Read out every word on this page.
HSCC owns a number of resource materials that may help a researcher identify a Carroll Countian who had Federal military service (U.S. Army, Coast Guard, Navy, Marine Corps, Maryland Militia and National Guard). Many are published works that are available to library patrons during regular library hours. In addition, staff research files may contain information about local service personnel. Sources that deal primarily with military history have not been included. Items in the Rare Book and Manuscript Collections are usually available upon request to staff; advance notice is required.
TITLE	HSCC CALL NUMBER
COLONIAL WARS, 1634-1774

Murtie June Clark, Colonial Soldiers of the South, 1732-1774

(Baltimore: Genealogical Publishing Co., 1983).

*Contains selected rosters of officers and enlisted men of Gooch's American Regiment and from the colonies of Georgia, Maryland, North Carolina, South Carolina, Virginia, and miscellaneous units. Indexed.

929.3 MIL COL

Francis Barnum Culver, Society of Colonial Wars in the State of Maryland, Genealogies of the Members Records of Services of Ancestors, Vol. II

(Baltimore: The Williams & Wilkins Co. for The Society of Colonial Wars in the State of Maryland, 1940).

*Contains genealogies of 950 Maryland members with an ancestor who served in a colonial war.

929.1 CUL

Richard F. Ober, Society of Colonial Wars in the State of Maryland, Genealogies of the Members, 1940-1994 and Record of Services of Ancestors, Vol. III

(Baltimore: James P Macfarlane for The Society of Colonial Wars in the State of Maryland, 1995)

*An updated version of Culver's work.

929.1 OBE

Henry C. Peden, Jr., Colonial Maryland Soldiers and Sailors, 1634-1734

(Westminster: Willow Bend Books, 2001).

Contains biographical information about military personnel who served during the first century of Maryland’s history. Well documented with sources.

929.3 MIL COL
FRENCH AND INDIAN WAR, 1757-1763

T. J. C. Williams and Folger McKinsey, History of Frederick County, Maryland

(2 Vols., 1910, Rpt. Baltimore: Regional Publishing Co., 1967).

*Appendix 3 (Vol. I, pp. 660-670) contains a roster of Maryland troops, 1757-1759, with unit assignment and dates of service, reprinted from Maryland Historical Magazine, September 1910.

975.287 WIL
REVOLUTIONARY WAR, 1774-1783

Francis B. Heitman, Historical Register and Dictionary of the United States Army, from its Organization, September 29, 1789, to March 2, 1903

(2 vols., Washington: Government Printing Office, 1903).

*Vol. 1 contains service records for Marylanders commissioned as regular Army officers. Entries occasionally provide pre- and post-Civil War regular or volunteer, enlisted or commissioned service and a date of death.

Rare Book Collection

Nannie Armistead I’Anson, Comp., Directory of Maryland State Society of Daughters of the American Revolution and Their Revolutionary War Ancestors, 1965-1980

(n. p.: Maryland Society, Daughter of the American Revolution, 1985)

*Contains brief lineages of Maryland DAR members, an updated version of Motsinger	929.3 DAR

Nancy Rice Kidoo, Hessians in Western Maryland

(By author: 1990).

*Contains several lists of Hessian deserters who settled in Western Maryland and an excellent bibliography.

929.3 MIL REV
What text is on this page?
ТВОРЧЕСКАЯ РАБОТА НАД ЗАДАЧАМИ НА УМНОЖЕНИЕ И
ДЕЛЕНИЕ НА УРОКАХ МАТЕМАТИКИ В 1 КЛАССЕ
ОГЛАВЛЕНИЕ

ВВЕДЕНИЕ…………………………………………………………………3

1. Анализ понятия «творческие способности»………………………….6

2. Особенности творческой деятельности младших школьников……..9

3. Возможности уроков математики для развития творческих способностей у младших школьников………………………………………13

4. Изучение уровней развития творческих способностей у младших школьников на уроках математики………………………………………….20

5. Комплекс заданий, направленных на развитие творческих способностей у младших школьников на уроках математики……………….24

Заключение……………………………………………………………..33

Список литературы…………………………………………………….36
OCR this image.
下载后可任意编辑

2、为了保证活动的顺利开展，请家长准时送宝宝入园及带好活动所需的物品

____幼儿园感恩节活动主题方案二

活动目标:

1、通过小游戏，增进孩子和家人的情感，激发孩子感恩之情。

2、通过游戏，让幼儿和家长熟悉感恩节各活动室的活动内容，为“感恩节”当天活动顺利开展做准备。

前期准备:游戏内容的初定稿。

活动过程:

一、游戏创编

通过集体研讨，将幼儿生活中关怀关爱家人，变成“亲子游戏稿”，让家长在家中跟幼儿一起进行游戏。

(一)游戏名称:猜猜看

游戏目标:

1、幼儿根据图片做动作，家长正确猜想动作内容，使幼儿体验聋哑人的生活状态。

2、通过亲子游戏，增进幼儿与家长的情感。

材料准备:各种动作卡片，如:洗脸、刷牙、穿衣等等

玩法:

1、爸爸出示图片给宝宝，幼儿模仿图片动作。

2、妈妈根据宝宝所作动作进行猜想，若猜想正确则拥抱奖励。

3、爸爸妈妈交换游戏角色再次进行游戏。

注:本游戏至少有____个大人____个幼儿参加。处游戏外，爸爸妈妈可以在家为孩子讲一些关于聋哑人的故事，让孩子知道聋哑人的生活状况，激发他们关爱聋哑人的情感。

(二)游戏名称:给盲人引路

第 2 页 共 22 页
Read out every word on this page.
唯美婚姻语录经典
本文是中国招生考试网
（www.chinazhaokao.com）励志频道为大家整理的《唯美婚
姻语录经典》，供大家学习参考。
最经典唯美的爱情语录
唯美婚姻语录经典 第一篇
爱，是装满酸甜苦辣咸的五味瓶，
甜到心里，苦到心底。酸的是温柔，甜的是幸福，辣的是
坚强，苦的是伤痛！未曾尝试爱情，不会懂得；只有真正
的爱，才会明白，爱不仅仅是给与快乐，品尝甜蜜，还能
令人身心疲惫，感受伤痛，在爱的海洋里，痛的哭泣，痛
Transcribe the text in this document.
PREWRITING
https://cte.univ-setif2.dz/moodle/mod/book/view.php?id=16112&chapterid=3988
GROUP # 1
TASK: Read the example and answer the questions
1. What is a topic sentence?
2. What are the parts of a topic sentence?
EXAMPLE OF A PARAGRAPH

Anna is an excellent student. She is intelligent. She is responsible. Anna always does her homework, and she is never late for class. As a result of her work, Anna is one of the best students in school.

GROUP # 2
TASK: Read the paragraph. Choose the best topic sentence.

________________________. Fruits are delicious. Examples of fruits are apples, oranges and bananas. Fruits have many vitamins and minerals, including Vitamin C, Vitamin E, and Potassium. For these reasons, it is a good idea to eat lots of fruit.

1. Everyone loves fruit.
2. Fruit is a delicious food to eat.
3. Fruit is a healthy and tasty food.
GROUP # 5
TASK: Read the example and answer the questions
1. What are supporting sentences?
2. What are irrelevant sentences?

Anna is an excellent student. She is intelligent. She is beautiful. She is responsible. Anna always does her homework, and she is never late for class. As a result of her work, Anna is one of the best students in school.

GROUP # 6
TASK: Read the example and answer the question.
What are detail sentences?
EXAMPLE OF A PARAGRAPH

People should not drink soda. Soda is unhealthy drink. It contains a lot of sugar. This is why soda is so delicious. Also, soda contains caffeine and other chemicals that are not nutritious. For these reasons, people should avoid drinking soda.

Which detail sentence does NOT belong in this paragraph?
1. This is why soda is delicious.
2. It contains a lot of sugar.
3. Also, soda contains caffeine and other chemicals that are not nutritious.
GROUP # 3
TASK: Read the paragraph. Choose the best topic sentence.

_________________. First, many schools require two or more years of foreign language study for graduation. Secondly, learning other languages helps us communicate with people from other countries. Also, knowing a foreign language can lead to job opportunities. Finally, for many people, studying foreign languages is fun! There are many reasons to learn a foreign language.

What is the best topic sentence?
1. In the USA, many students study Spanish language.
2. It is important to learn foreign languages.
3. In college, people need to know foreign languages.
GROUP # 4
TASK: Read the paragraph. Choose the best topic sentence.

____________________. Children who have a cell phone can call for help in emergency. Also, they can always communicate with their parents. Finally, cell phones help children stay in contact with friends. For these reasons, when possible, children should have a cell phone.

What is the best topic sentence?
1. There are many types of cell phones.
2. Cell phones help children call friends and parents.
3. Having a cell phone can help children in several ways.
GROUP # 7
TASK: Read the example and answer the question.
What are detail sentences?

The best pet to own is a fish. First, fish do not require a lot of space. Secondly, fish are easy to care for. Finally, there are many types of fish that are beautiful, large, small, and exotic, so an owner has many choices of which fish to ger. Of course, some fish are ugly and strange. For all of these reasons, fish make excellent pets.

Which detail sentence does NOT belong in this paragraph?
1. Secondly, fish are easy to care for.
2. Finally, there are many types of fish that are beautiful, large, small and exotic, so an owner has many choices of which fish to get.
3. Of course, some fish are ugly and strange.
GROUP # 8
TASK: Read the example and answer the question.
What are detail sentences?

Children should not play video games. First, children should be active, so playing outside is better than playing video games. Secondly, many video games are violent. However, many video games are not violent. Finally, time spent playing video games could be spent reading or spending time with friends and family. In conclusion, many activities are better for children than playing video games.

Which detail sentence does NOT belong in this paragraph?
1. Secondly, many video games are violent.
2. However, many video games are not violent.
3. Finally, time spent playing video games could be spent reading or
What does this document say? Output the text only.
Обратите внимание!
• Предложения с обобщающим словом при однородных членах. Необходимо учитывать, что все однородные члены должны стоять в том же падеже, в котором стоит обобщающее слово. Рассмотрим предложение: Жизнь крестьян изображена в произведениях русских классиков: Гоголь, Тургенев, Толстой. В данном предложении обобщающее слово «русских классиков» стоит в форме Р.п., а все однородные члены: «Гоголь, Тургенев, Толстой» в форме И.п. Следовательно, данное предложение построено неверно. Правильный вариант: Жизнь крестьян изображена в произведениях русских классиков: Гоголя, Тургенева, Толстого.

▶ GIVEN TASK:
Write out every line of the entries that holds the word "fish".

▶ RESULT FOR THIS TASK:
The best pet to own is a fish. First, fish do not require a lot of space. Secondly, fish are easy to care for. Finally, there are many types of fish that are beautiful, large, small, and exotic, so an owner has many choices of which fish to ger. Of course, some fish are ugly and strange. For all of these reasons, fish make excellent pets.
1. Secondly, fish are easy to care for.
2. Finally, there are many types of fish that are beautiful, large, small and exotic, so an owner has many choices of which fish to get.
3. Of course, some fish are ugly and strange.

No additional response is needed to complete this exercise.